● Information supplied:

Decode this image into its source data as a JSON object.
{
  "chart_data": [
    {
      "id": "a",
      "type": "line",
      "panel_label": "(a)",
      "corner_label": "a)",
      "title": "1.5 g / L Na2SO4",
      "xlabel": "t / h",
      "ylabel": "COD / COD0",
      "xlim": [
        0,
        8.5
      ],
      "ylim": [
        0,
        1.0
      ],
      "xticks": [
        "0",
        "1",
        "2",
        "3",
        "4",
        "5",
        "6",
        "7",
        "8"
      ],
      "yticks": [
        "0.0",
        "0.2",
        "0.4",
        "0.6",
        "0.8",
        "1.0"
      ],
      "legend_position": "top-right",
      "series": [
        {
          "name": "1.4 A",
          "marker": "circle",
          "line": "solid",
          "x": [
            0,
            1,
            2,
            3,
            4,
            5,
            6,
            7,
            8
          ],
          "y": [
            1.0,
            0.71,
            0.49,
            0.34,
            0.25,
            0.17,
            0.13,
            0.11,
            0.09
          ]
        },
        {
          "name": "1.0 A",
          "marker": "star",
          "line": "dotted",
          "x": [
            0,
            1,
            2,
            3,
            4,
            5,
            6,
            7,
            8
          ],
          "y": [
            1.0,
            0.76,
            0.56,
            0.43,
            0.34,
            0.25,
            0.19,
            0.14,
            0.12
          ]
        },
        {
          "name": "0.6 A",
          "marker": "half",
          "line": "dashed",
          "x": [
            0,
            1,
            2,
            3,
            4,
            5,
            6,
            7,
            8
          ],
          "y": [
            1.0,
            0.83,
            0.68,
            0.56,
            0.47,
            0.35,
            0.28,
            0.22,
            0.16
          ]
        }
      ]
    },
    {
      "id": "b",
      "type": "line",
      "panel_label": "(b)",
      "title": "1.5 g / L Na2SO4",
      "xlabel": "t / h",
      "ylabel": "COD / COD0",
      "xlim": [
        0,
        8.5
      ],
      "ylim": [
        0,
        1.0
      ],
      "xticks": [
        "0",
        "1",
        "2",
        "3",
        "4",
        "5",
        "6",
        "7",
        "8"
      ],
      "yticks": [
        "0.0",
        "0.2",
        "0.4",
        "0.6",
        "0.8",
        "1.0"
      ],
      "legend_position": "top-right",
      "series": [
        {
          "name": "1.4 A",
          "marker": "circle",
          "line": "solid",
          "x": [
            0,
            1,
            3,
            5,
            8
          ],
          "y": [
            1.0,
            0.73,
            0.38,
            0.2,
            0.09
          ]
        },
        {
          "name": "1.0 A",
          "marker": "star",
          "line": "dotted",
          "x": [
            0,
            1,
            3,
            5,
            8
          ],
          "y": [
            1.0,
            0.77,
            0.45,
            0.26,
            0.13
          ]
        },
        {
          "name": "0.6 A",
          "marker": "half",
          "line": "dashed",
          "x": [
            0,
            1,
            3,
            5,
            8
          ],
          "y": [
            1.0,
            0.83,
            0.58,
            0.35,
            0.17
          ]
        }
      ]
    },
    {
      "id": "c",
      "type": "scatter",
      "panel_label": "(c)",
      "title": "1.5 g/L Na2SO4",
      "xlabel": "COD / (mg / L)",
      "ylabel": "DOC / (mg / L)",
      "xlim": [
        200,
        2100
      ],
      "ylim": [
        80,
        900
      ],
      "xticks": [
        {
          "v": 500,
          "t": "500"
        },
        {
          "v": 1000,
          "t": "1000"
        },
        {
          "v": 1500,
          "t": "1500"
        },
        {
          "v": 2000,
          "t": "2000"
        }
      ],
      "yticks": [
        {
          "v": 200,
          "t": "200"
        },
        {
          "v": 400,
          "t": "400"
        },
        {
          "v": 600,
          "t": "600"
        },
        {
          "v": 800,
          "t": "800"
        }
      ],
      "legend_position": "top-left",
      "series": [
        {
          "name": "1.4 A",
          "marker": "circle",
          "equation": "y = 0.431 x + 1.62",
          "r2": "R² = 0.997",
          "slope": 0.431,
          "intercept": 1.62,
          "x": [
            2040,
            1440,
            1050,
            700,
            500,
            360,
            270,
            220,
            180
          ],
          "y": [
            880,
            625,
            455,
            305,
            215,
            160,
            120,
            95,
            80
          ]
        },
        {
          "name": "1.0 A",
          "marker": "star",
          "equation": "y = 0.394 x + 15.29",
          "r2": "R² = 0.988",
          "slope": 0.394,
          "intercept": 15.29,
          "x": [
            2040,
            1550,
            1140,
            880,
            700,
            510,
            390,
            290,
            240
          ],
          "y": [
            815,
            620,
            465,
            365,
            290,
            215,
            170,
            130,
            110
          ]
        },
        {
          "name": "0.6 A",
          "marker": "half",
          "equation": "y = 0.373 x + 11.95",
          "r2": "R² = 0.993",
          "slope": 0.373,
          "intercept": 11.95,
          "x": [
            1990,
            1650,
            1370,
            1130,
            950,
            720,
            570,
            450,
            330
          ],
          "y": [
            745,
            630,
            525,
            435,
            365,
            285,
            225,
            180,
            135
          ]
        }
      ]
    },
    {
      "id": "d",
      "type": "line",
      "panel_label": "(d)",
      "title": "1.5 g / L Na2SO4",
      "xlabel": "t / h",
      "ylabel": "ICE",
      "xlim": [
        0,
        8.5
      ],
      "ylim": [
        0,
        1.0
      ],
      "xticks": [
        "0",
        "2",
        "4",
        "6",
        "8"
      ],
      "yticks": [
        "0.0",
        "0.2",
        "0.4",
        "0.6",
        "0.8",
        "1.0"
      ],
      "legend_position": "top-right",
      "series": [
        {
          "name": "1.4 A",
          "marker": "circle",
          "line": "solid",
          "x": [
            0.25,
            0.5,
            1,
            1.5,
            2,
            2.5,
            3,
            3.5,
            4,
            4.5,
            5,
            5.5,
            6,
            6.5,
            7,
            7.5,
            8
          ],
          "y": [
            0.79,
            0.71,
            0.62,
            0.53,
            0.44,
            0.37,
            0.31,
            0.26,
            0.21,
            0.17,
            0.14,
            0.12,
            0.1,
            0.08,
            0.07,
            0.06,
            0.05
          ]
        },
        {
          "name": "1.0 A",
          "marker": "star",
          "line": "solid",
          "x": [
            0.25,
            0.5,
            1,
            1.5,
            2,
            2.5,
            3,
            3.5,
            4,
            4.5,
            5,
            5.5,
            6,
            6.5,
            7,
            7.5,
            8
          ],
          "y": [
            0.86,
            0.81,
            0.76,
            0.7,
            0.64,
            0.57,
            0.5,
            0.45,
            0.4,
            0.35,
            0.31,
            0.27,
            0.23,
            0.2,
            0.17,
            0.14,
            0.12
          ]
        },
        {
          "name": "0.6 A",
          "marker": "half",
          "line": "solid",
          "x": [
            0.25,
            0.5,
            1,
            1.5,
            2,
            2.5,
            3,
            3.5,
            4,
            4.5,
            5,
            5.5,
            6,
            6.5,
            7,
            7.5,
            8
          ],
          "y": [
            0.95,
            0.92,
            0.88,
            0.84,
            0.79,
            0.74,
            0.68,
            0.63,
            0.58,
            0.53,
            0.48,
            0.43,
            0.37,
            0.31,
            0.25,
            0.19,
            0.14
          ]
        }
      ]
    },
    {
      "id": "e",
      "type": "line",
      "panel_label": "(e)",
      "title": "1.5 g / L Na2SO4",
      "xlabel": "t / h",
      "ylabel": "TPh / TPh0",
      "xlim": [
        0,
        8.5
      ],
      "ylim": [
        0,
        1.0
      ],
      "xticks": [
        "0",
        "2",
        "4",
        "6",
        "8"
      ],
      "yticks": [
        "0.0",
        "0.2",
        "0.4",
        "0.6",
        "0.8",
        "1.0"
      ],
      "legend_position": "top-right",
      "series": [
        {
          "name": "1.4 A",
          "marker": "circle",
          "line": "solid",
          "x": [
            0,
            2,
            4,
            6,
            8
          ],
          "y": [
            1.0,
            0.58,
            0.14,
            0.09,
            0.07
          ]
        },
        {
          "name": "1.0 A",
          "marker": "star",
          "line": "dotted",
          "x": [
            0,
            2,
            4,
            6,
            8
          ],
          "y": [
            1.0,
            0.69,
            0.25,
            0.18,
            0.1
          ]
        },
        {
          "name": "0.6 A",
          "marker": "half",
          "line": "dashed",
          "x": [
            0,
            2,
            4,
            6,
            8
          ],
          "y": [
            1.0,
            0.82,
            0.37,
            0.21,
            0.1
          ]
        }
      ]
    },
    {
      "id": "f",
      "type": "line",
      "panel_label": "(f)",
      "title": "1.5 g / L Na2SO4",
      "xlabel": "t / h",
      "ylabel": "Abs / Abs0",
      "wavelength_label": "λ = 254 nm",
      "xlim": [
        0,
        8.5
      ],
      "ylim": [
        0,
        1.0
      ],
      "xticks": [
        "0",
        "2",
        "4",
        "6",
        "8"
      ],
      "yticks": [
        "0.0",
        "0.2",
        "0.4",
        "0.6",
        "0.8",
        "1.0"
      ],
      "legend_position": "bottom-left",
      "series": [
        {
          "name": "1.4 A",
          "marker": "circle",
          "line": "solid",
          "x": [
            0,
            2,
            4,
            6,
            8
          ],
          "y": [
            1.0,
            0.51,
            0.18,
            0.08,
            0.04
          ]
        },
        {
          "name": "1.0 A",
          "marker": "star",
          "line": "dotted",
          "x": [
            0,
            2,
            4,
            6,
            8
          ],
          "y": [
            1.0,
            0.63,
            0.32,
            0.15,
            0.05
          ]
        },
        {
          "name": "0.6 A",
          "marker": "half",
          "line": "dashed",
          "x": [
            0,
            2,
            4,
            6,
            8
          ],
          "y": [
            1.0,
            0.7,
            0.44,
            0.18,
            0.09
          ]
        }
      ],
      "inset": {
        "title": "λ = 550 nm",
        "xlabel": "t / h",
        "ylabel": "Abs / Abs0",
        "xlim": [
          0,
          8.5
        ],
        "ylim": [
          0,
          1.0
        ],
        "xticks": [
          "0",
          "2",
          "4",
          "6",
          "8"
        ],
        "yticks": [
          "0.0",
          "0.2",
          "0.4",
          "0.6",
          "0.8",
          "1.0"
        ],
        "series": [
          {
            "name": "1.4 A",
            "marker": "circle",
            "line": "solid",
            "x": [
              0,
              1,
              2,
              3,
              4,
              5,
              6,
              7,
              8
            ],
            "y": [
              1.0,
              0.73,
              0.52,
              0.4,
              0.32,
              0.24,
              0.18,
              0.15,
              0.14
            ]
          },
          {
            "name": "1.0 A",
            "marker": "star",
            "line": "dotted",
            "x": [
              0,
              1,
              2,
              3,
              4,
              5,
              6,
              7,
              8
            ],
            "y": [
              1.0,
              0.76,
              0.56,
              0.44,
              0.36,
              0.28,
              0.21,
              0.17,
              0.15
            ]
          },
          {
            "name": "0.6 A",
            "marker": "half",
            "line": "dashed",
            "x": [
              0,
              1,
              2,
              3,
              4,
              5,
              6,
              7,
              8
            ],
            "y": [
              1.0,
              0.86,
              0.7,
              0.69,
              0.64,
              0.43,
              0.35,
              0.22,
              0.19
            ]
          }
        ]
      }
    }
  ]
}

● What you have to do:
Using the entries above, find all lines with "intercept". Copy them.

● The solution:
          "intercept": 1.62,
          "intercept": 15.29,
          "intercept": 11.95,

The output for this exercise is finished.